_What the exercise asks_.
Repeat the listing below word for word, starting at its first line and ending with the line that contains "row-separator [127,252,732,253]", both included.
[start]
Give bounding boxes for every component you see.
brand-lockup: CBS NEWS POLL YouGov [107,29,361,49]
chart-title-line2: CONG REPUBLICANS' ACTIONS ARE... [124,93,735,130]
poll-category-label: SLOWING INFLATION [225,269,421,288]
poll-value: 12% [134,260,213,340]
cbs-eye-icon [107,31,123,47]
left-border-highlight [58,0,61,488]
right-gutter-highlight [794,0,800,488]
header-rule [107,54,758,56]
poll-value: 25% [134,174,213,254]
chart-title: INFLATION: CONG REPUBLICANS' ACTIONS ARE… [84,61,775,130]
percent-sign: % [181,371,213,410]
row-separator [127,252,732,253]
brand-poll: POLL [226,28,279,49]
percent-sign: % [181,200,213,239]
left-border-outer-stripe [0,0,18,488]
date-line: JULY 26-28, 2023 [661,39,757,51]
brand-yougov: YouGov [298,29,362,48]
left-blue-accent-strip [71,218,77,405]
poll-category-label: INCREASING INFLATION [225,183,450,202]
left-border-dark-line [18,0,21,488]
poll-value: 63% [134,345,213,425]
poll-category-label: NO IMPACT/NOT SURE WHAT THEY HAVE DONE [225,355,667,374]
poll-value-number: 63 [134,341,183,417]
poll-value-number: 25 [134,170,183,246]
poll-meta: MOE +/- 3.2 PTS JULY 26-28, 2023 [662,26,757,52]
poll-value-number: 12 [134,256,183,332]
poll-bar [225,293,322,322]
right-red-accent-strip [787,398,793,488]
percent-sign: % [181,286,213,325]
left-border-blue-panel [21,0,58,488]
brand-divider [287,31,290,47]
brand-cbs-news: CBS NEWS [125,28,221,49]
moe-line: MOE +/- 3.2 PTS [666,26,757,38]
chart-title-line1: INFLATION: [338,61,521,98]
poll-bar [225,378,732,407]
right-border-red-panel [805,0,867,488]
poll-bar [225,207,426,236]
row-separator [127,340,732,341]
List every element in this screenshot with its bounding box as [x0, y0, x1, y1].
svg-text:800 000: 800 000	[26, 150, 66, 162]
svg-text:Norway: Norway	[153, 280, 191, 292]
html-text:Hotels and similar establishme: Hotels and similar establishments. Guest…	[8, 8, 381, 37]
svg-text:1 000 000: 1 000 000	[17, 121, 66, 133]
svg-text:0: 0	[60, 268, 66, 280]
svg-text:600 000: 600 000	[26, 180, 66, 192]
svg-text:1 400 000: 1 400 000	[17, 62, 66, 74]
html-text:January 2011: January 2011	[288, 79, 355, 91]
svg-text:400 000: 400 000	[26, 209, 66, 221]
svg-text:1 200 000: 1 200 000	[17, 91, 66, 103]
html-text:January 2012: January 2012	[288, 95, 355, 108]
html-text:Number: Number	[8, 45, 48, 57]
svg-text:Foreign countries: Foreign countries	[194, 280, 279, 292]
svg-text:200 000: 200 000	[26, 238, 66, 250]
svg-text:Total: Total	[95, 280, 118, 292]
[end]
_The solution_.
Give bounding boxes for every component you see.
brand-lockup: CBS NEWS POLL YouGov [107,29,361,49]
chart-title-line2: CONG REPUBLICANS' ACTIONS ARE... [124,93,735,130]
poll-category-label: SLOWING INFLATION [225,269,421,288]
poll-value: 12% [134,260,213,340]
cbs-eye-icon [107,31,123,47]
left-border-highlight [58,0,61,488]
right-gutter-highlight [794,0,800,488]
header-rule [107,54,758,56]
poll-value: 25% [134,174,213,254]
chart-title: INFLATION: CONG REPUBLICANS' ACTIONS ARE… [84,61,775,130]
percent-sign: % [181,371,213,410]
row-separator [127,252,732,253]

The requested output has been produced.